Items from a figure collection
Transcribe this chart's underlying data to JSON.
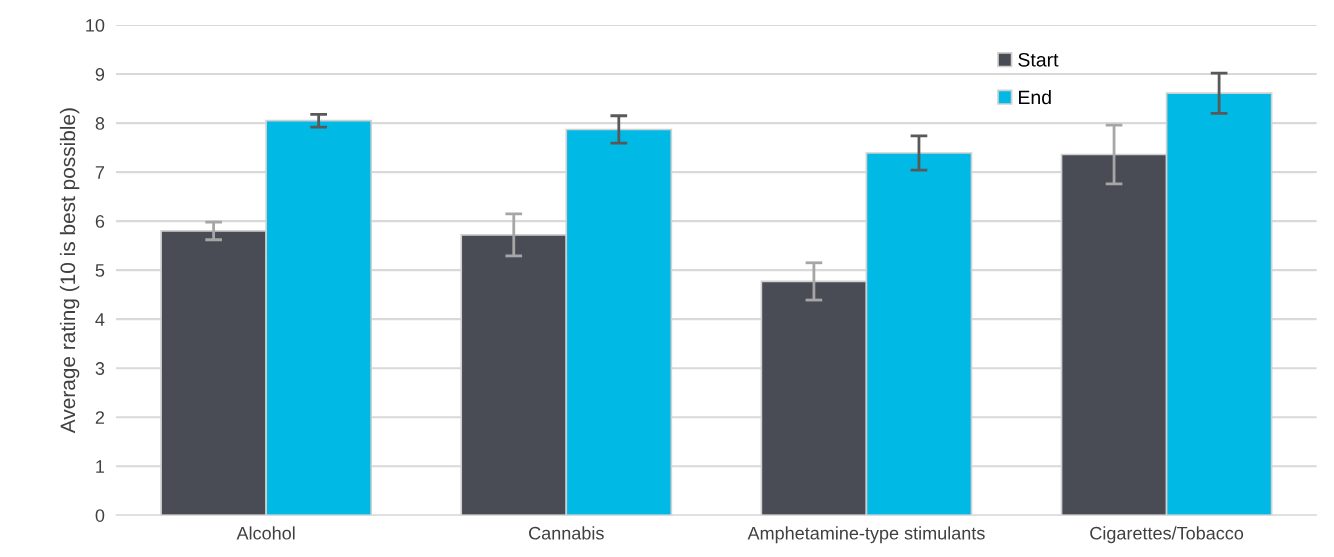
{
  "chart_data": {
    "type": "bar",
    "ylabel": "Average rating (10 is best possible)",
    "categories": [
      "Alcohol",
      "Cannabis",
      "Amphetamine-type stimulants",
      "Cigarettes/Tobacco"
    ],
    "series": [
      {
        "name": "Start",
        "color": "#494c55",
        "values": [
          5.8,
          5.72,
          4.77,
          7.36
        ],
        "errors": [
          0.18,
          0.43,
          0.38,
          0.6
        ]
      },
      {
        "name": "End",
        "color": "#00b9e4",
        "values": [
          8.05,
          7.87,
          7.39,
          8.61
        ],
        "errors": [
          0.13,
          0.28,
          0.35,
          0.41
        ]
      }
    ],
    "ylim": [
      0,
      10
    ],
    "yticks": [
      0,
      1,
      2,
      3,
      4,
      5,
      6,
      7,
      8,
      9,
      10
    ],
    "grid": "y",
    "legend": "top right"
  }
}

Your objective:
Make an exact copy of the records above, with the pictures left out.

Full response:
Transcribe this chart's underlying data to JSON.
{
  "chart_data": {
    "type": "bar",
    "ylabel": "Average rating (10 is best possible)",
    "categories": [
      "Alcohol",
      "Cannabis",
      "Amphetamine-type stimulants",
      "Cigarettes/Tobacco"
    ],
    "series": [
      {
        "name": "Start",
        "color": "#494c55",
        "values": [
          5.8,
          5.72,
          4.77,
          7.36
        ],
        "errors": [
          0.18,
          0.43,
          0.38,
          0.6
        ]
      },
      {
        "name": "End",
        "color": "#00b9e4",
        "values": [
          8.05,
          7.87,
          7.39,
          8.61
        ],
        "errors": [
          0.13,
          0.28,
          0.35,
          0.41
        ]
      }
    ],
    "ylim": [
      0,
      10
    ],
    "yticks": [
      0,
      1,
      2,
      3,
      4,
      5,
      6,
      7,
      8,
      9,
      10
    ],
    "grid": "y",
    "legend": "top right"
  }
}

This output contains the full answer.